Written request |
Gather from the material every line that contains the string "Ausstellung".

[Stored items]
---*---

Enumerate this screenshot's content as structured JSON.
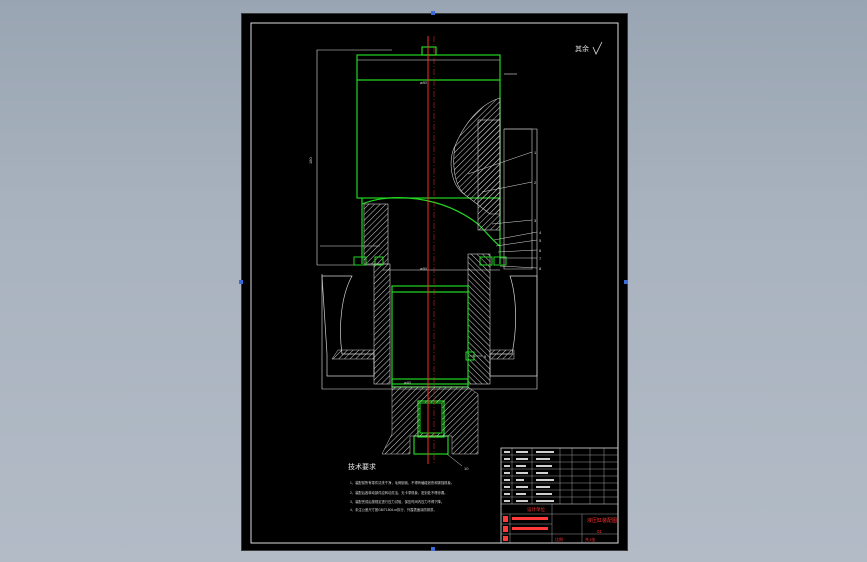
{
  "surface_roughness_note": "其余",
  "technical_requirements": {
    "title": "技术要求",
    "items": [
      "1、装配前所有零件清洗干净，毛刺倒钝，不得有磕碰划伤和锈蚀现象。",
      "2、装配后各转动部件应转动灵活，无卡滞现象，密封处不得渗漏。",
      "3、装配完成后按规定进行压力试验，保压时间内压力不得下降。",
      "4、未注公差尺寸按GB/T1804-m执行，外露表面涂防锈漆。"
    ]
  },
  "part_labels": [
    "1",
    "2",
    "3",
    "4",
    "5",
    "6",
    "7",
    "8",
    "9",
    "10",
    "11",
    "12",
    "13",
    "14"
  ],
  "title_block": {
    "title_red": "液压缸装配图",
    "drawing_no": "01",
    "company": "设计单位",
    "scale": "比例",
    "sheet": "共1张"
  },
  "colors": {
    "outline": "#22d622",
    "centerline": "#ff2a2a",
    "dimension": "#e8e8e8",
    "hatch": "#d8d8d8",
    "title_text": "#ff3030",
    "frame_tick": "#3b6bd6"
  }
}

---*---

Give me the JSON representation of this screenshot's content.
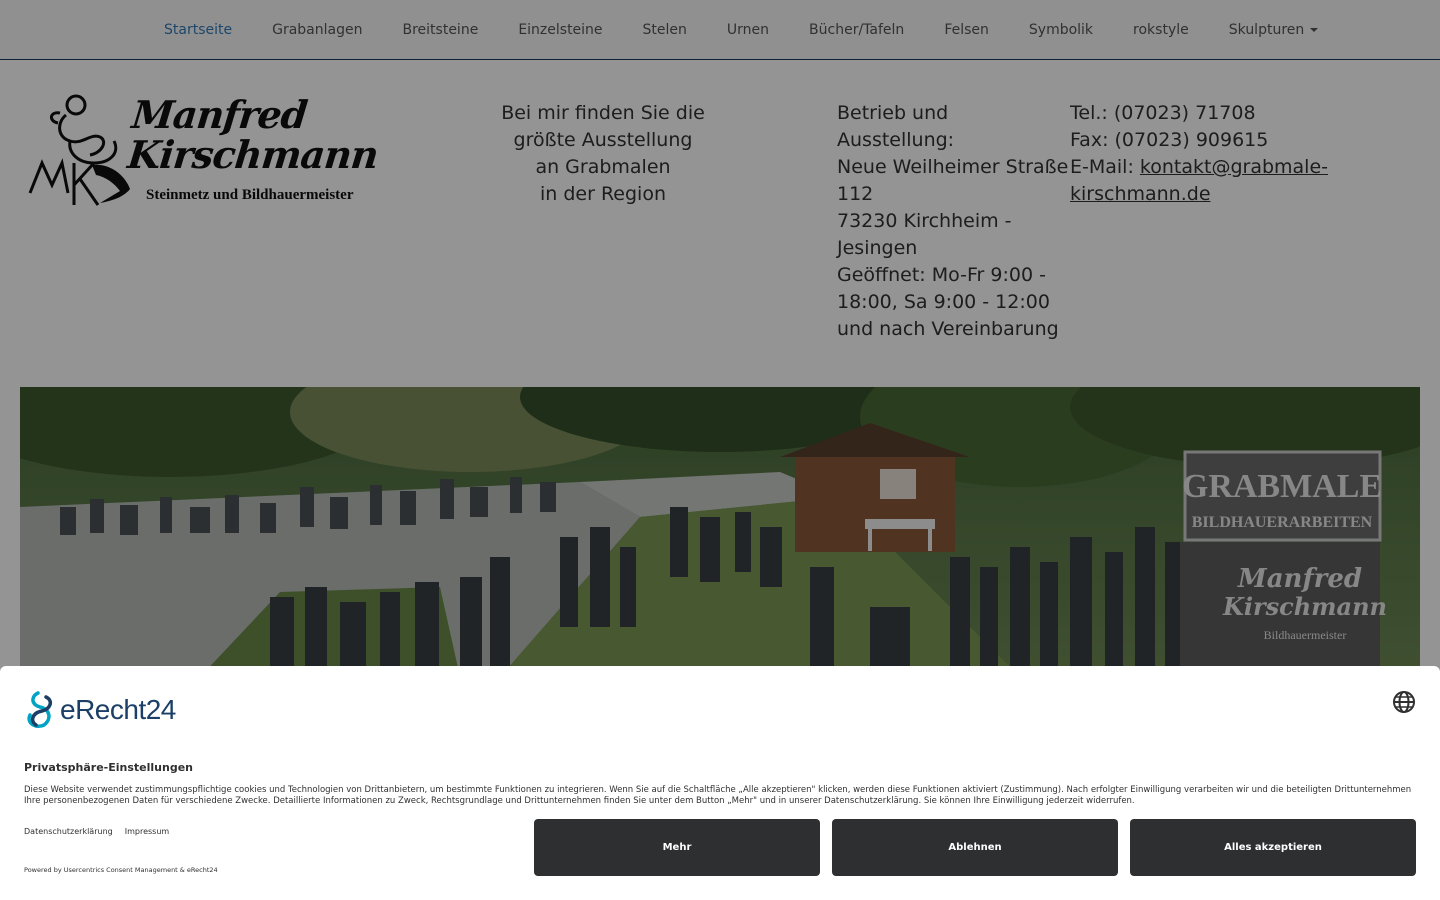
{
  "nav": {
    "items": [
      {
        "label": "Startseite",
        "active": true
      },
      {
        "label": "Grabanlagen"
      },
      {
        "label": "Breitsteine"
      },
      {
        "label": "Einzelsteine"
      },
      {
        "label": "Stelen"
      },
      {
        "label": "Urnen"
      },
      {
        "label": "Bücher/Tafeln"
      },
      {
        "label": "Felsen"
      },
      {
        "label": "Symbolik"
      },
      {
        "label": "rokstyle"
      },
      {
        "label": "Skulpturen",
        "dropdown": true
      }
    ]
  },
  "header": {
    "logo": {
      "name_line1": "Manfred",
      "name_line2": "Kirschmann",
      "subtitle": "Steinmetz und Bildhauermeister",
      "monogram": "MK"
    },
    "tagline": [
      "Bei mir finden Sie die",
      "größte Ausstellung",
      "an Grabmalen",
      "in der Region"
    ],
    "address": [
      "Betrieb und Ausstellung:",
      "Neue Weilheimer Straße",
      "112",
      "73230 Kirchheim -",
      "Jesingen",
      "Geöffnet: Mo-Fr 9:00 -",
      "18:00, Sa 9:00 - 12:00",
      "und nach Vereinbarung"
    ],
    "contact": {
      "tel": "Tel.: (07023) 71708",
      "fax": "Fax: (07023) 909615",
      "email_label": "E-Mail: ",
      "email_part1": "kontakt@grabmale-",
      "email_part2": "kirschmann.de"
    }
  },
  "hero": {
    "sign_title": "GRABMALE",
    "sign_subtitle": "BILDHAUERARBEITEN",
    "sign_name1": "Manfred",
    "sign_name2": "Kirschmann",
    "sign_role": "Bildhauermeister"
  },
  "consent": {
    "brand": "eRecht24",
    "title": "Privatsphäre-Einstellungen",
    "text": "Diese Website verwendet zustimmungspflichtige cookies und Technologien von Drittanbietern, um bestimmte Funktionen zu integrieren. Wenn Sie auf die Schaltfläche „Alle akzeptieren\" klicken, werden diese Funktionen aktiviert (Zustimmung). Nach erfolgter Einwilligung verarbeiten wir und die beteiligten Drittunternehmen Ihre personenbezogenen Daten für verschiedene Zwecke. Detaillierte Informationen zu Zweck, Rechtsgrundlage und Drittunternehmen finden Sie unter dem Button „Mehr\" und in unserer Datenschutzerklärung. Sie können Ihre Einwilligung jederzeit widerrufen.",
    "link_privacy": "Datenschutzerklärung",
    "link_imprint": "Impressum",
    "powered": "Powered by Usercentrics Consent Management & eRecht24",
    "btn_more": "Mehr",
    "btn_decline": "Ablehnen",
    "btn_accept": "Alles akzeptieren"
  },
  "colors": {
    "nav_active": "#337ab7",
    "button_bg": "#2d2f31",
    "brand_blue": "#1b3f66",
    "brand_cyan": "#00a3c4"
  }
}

---*---

Task answer |
      "größte Ausstellung",
      "Betrieb und Ausstellung:",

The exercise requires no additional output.